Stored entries
-- -- --
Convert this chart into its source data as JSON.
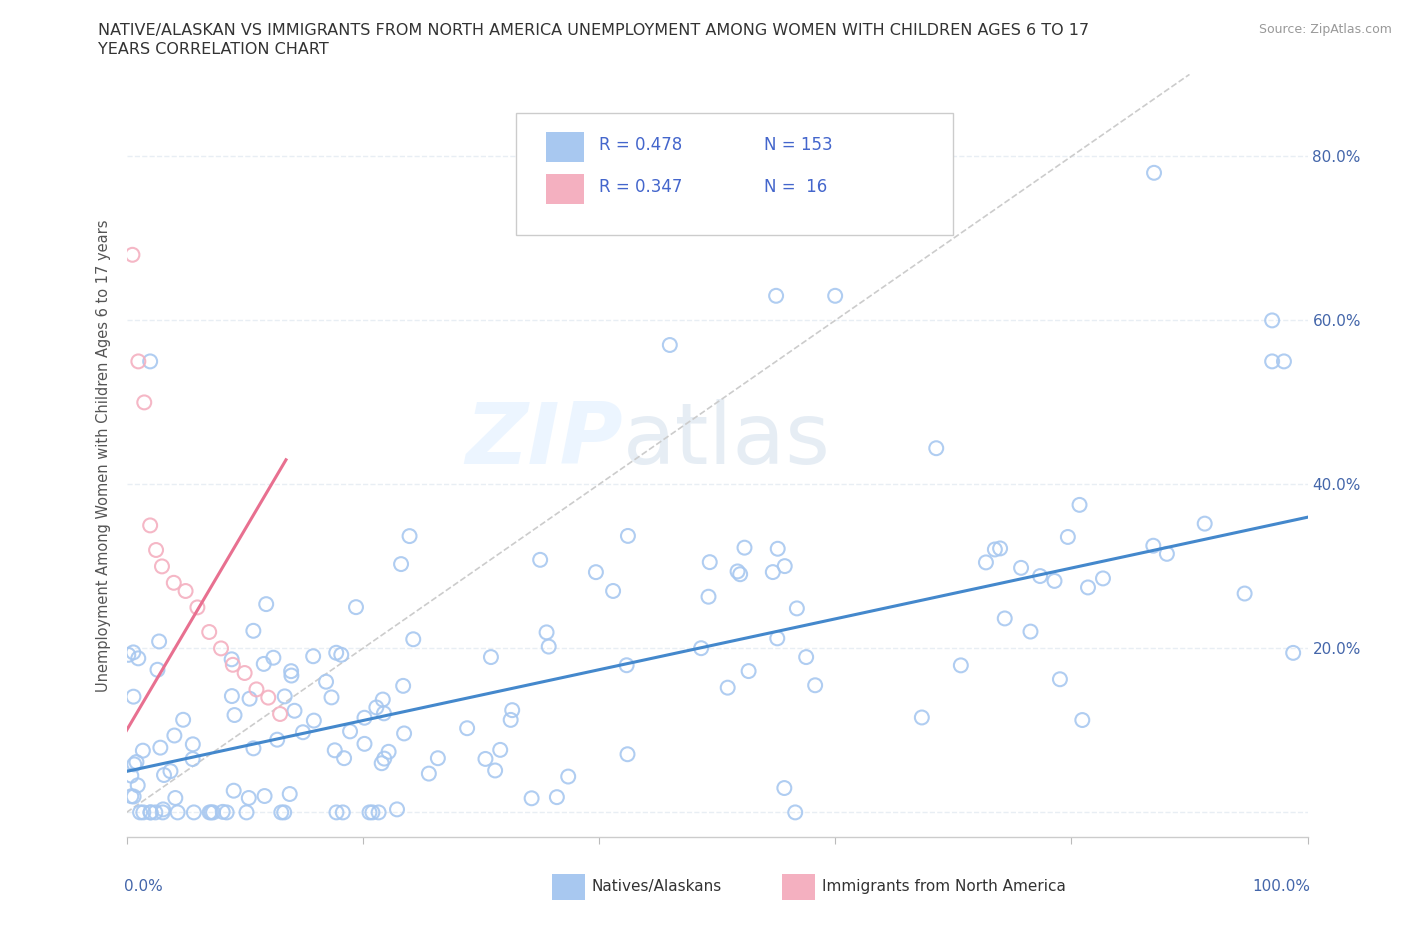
{
  "title_line1": "NATIVE/ALASKAN VS IMMIGRANTS FROM NORTH AMERICA UNEMPLOYMENT AMONG WOMEN WITH CHILDREN AGES 6 TO 17",
  "title_line2": "YEARS CORRELATION CHART",
  "source": "Source: ZipAtlas.com",
  "ylabel": "Unemployment Among Women with Children Ages 6 to 17 years",
  "ytick_values": [
    0.0,
    0.2,
    0.4,
    0.6,
    0.8
  ],
  "ytick_labels_right": [
    "",
    "20.0%",
    "40.0%",
    "60.0%",
    "80.0%"
  ],
  "xlim": [
    0.0,
    1.0
  ],
  "ylim": [
    -0.03,
    0.9
  ],
  "watermark_zip": "ZIP",
  "watermark_atlas": "atlas",
  "legend_r1": "R = 0.478",
  "legend_n1": "N = 153",
  "legend_r2": "R = 0.347",
  "legend_n2": "N =  16",
  "blue_scatter_color": "#a8c8f0",
  "pink_scatter_color": "#f4b0c0",
  "blue_line_color": "#4488cc",
  "pink_line_color": "#e87090",
  "dashed_line_color": "#cccccc",
  "grid_color": "#e8eef4",
  "title_color": "#333333",
  "source_color": "#999999",
  "axis_label_color": "#4466aa",
  "legend_label_color": "#4466cc",
  "bottom_legend_color": "#333333",
  "ylabel_color": "#555555"
}
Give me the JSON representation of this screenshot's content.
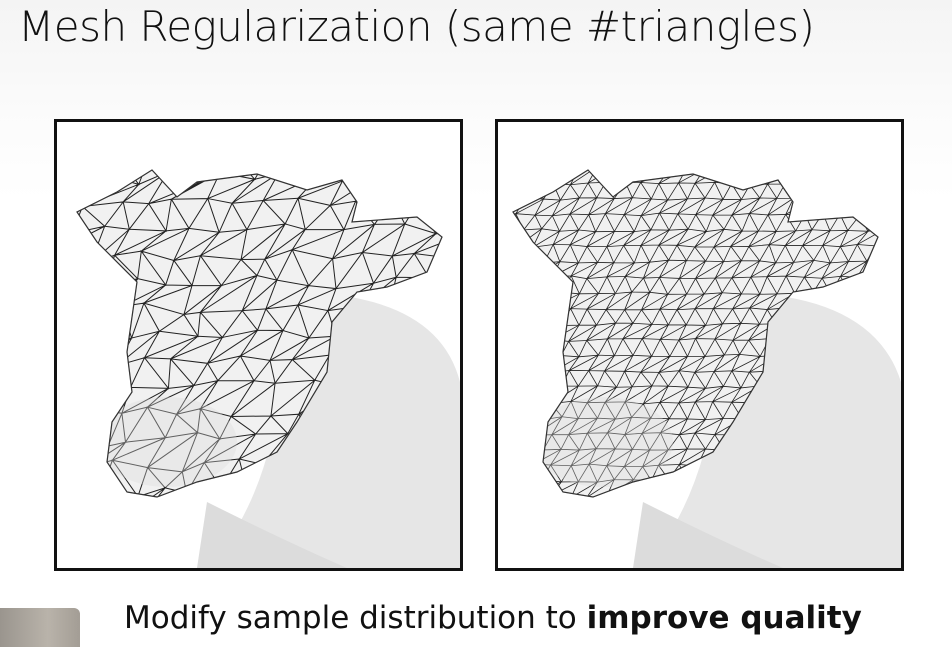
{
  "slide": {
    "title": "Mesh Regularization (same #triangles)",
    "caption_prefix": "Modify sample distribution to ",
    "caption_bold": "improve quality"
  },
  "figures": [
    {
      "id": "original-mesh",
      "mesh_style": "irregular",
      "outline_color": "#111111"
    },
    {
      "id": "regularized-mesh",
      "mesh_style": "regular",
      "outline_color": "#111111"
    }
  ],
  "colors": {
    "mesh_fill": "#f1f1f1",
    "mesh_shade": "#d9d9d9",
    "edge": "#222222"
  }
}
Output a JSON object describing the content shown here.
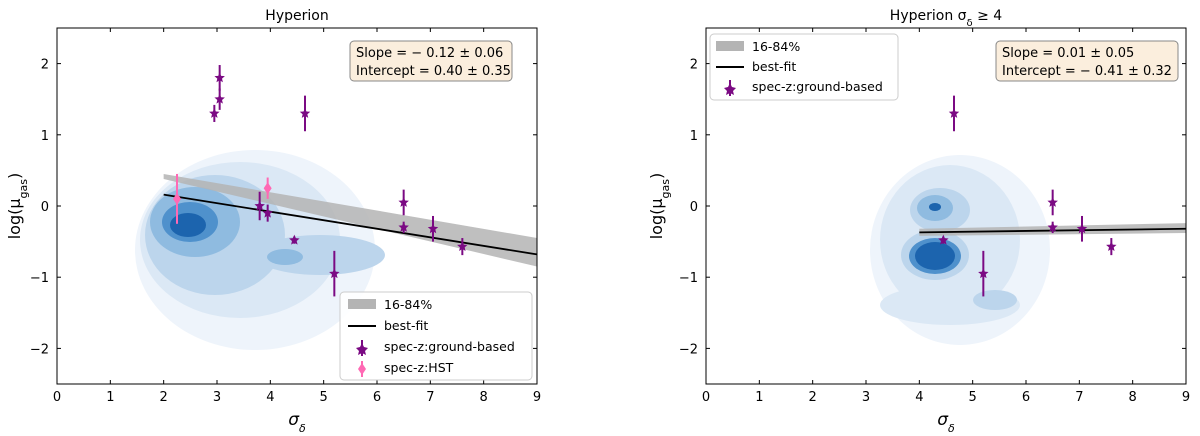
{
  "chart_data": [
    {
      "type": "scatter",
      "title": "Hyperion",
      "xlabel": "σ_δ",
      "ylabel": "log(μ_gas)",
      "xlim": [
        0,
        9
      ],
      "ylim": [
        -2.5,
        2.5
      ],
      "xticks": [
        0,
        1,
        2,
        3,
        4,
        5,
        6,
        7,
        8,
        9
      ],
      "yticks": [
        -2,
        -1,
        0,
        1,
        2
      ],
      "fit": {
        "slope": -0.12,
        "intercept": 0.4,
        "x_range": [
          2.0,
          9.0
        ],
        "band_low": [
          0.38,
          -0.85
        ],
        "band_high": [
          0.45,
          -0.45
        ]
      },
      "annotation": [
        "Slope = − 0.12 ± 0.06",
        "Intercept = 0.40 ± 0.35"
      ],
      "legend": {
        "position": "lower-right",
        "entries": [
          "16-84%",
          "best-fit",
          "spec-z:ground-based",
          "spec-z:HST"
        ]
      },
      "series": [
        {
          "name": "spec-z:ground-based",
          "marker": "star",
          "color": "#7b0a83",
          "points": [
            {
              "x": 2.95,
              "y": 1.3,
              "err": 0.12
            },
            {
              "x": 3.05,
              "y": 1.5,
              "err": 0.15
            },
            {
              "x": 3.05,
              "y": 1.8,
              "err": 0.18
            },
            {
              "x": 4.65,
              "y": 1.3,
              "err": 0.25
            },
            {
              "x": 3.8,
              "y": 0.0,
              "err": 0.2
            },
            {
              "x": 3.95,
              "y": -0.1,
              "err": 0.12
            },
            {
              "x": 4.45,
              "y": -0.48,
              "err": 0.05
            },
            {
              "x": 5.2,
              "y": -0.95,
              "err": 0.32
            },
            {
              "x": 6.5,
              "y": 0.05,
              "err": 0.18
            },
            {
              "x": 6.5,
              "y": -0.3,
              "err": 0.08
            },
            {
              "x": 7.05,
              "y": -0.32,
              "err": 0.18
            },
            {
              "x": 7.6,
              "y": -0.57,
              "err": 0.12
            }
          ]
        },
        {
          "name": "spec-z:HST",
          "marker": "diamond",
          "color": "#ff69b4",
          "points": [
            {
              "x": 2.25,
              "y": 0.1,
              "err": 0.35
            },
            {
              "x": 3.95,
              "y": 0.25,
              "err": 0.15
            }
          ]
        }
      ]
    },
    {
      "type": "scatter",
      "title": "Hyperion σ_δ ≥ 4",
      "xlabel": "σ_δ",
      "ylabel": "log(μ_gas)",
      "xlim": [
        0,
        9
      ],
      "ylim": [
        -2.5,
        2.5
      ],
      "xticks": [
        0,
        1,
        2,
        3,
        4,
        5,
        6,
        7,
        8,
        9
      ],
      "yticks": [
        -2,
        -1,
        0,
        1,
        2
      ],
      "fit": {
        "slope": 0.01,
        "intercept": -0.41,
        "x_range": [
          4.0,
          9.0
        ],
        "band_low": [
          -0.42,
          -0.38
        ],
        "band_high": [
          -0.32,
          -0.24
        ]
      },
      "annotation": [
        "Slope = 0.01 ± 0.05",
        "Intercept = − 0.41 ± 0.32"
      ],
      "legend": {
        "position": "upper-left",
        "entries": [
          "16-84%",
          "best-fit",
          "spec-z:ground-based"
        ]
      },
      "series": [
        {
          "name": "spec-z:ground-based",
          "marker": "star",
          "color": "#7b0a83",
          "points": [
            {
              "x": 4.65,
              "y": 1.3,
              "err": 0.25
            },
            {
              "x": 4.45,
              "y": -0.48,
              "err": 0.05
            },
            {
              "x": 5.2,
              "y": -0.95,
              "err": 0.32
            },
            {
              "x": 6.5,
              "y": 0.05,
              "err": 0.18
            },
            {
              "x": 6.5,
              "y": -0.3,
              "err": 0.08
            },
            {
              "x": 7.05,
              "y": -0.32,
              "err": 0.18
            },
            {
              "x": 7.6,
              "y": -0.57,
              "err": 0.12
            }
          ]
        }
      ]
    }
  ],
  "colors": {
    "marker": "#7b0a83",
    "hst": "#ff69b4",
    "band": "#b4b4b4",
    "annot_bg": "#fbeedd",
    "kde": [
      "#eef4fb",
      "#dbe8f5",
      "#bcd5ec",
      "#8fbbe0",
      "#4f91cc",
      "#1c64ae"
    ]
  }
}
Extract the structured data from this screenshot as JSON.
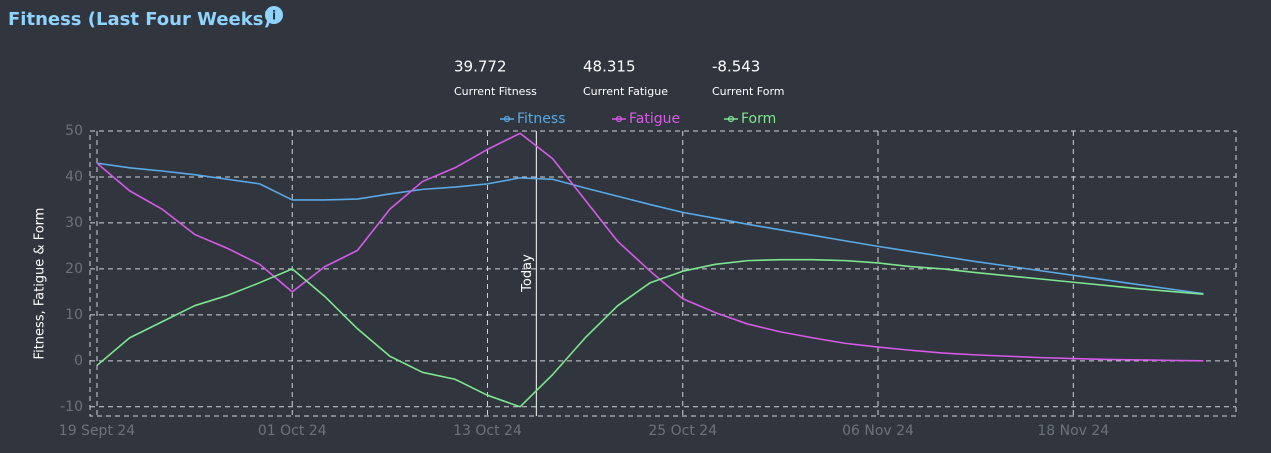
{
  "chart_data": {
    "type": "line",
    "title": "Fitness (Last Four Weeks)",
    "stats": [
      {
        "value": 39.772,
        "label": "Current Fitness"
      },
      {
        "value": 48.315,
        "label": "Current Fatigue"
      },
      {
        "value": -8.543,
        "label": "Current Form"
      }
    ],
    "y_label": "Fitness, Fatigue & Form",
    "x": [
      "2024-09-19",
      "2024-09-21",
      "2024-09-23",
      "2024-09-25",
      "2024-09-27",
      "2024-09-29",
      "2024-10-01",
      "2024-10-03",
      "2024-10-05",
      "2024-10-07",
      "2024-10-09",
      "2024-10-11",
      "2024-10-13",
      "2024-10-15",
      "2024-10-17",
      "2024-10-19",
      "2024-10-21",
      "2024-10-23",
      "2024-10-25",
      "2024-10-27",
      "2024-10-29",
      "2024-10-31",
      "2024-11-02",
      "2024-11-04",
      "2024-11-06",
      "2024-11-08",
      "2024-11-10",
      "2024-11-12",
      "2024-11-14",
      "2024-11-16",
      "2024-11-18",
      "2024-11-20",
      "2024-11-22",
      "2024-11-24",
      "2024-11-26"
    ],
    "series": [
      {
        "name": "Fitness",
        "color": "#5aa9e6",
        "values": [
          43,
          42,
          41.3,
          40.5,
          39.5,
          38.5,
          35,
          35,
          35.2,
          36.3,
          37.3,
          37.8,
          38.5,
          39.8,
          39.5,
          37.6,
          35.8,
          34,
          32.3,
          31,
          29.7,
          28.5,
          27.3,
          26.1,
          24.9,
          23.8,
          22.7,
          21.6,
          20.6,
          19.6,
          18.6,
          17.6,
          16.6,
          15.6,
          14.6
        ]
      },
      {
        "name": "Fatigue",
        "color": "#d65be8",
        "values": [
          43,
          37,
          33,
          27.5,
          24.5,
          21,
          15,
          20.5,
          24,
          33,
          39,
          42,
          46,
          49.5,
          44,
          35,
          26,
          19.5,
          13.5,
          10.5,
          8,
          6.3,
          5,
          3.8,
          3,
          2.3,
          1.7,
          1.3,
          1,
          0.7,
          0.5,
          0.3,
          0.2,
          0.1,
          0
        ]
      },
      {
        "name": "Form",
        "color": "#7ee68f",
        "values": [
          -1,
          5,
          8.5,
          12,
          14.2,
          17,
          20,
          14,
          7,
          1,
          -2.5,
          -4,
          -7.5,
          -10,
          -3,
          5,
          12,
          17,
          19.5,
          21,
          21.8,
          22,
          22,
          21.8,
          21.3,
          20.5,
          20,
          19.2,
          18.5,
          17.8,
          17.1,
          16.4,
          15.7,
          15.1,
          14.5
        ]
      }
    ],
    "xlim": [
      "2024-09-19",
      "2024-11-28"
    ],
    "xticks": [
      {
        "value": "2024-09-19",
        "label": "19 Sept 24"
      },
      {
        "value": "2024-10-01",
        "label": "01 Oct 24"
      },
      {
        "value": "2024-10-13",
        "label": "13 Oct 24"
      },
      {
        "value": "2024-10-25",
        "label": "25 Oct 24"
      },
      {
        "value": "2024-11-06",
        "label": "06 Nov 24"
      },
      {
        "value": "2024-11-18",
        "label": "18 Nov 24"
      }
    ],
    "ylim": [
      -12,
      50
    ],
    "yticks": [
      -10,
      0,
      10,
      20,
      30,
      40,
      50
    ],
    "grid": true,
    "annotation": {
      "x": "2024-10-16",
      "label": "Today"
    }
  }
}
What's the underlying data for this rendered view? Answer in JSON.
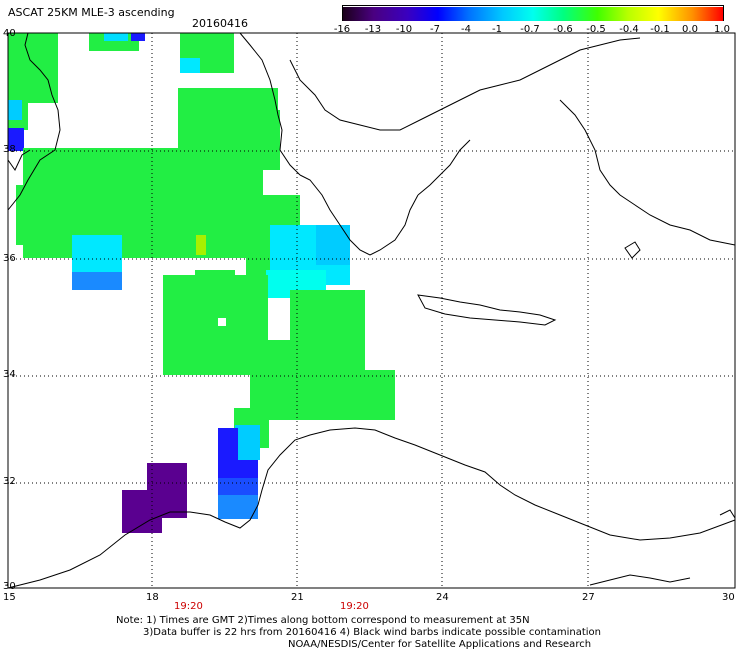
{
  "header": {
    "title": "ASCAT 25KM MLE-3 ascending",
    "date": "20160416"
  },
  "colorbar": {
    "labels": [
      "-16",
      "-13",
      "-10",
      "-7",
      "-4",
      "-1",
      "-0.7",
      "-0.6",
      "-0.5",
      "-0.4",
      "-0.1",
      "0.0",
      "1.0"
    ],
    "colors": [
      "#2b0040",
      "#4a0080",
      "#3a00c0",
      "#0000ff",
      "#0060ff",
      "#00b0ff",
      "#00ffff",
      "#00ff90",
      "#40ff00",
      "#b0ff00",
      "#ffff00",
      "#ff9000",
      "#ff0000"
    ]
  },
  "axes": {
    "lat_labels": [
      "40",
      "38",
      "36",
      "34",
      "32",
      "30"
    ],
    "lon_labels": [
      "15",
      "18",
      "21",
      "24",
      "27",
      "30"
    ],
    "lat_range": [
      30,
      40
    ],
    "lon_range": [
      15,
      30
    ]
  },
  "times": [
    "19:20",
    "19:20"
  ],
  "notes": {
    "line1": "Note: 1) Times are GMT 2)Times along bottom correspond to measurement at 35N",
    "line2": "3)Data buffer is 22 hrs from 20160416 4) Black wind barbs indicate possible contamination",
    "line3": "NOAA/NESDIS/Center for Satellite Applications and Research"
  },
  "colors": {
    "green": "#22ee44",
    "cyan": "#00e8ff",
    "blue": "#1a1aff",
    "purple": "#5a0090"
  }
}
-- -- --
**WHAT YOU ARE ASKED TO DO**: Check all the records above and select each line where the string "marker" is found.

**FULL SOLUTION**:
          "marker": "star",
          "marker": "diamond",
          "marker": "star",
    "marker": "#7b0a83",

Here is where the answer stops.